*REQUIREMENTS:* Take every line that has the string "JSON" and copy it out.
begin DATA RECORDS
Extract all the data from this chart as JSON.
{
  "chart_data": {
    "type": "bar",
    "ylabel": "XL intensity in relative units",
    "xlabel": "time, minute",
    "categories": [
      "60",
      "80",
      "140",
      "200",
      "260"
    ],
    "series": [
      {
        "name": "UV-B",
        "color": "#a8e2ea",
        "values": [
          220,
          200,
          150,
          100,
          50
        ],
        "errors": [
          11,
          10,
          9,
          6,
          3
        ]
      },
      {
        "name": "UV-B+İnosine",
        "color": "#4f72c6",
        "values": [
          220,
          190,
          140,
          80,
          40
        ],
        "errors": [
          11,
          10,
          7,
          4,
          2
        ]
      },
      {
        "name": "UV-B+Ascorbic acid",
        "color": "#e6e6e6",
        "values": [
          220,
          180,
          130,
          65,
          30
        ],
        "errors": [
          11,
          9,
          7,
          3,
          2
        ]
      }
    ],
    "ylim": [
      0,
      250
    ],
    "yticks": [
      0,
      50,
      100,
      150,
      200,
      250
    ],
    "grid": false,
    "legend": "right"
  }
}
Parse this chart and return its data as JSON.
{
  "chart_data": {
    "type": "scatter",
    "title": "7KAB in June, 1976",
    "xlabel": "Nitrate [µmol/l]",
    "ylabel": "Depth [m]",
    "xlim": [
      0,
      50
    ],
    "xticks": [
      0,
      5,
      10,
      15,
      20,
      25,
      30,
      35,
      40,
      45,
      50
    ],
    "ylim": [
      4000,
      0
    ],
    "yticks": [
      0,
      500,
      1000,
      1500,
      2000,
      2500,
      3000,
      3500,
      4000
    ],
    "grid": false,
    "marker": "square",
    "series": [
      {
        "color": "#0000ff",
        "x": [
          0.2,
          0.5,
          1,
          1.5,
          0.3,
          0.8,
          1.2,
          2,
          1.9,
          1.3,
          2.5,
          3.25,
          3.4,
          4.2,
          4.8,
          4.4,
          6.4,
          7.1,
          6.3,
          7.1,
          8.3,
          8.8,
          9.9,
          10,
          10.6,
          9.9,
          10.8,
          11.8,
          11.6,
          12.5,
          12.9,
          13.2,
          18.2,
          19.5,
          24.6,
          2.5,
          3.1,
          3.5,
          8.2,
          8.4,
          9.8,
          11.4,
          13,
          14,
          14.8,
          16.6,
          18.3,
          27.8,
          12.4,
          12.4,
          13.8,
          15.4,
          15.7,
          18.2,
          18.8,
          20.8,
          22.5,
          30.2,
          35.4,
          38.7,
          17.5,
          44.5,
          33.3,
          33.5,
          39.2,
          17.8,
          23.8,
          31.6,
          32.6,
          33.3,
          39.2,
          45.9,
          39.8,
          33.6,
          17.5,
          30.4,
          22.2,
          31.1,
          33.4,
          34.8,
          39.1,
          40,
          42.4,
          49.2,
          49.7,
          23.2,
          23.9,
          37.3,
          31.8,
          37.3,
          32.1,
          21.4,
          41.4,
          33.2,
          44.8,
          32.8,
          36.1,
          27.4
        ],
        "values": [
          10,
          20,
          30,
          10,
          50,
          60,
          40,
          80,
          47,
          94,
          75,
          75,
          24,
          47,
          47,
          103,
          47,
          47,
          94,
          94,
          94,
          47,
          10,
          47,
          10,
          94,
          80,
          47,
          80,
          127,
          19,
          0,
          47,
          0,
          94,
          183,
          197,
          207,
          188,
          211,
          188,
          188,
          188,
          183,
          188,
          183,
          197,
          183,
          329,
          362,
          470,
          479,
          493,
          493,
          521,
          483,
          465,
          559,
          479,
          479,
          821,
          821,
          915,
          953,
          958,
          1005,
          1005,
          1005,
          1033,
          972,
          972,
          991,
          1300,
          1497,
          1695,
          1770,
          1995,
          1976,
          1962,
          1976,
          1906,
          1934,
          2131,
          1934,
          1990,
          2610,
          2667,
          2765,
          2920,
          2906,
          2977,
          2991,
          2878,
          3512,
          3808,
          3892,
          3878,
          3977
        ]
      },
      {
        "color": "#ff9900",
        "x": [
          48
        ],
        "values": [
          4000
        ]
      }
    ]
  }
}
end DATA RECORDS
*EXPECTED ANSWER:*
Extract all the data from this chart as JSON.
Parse this chart and return its data as JSON.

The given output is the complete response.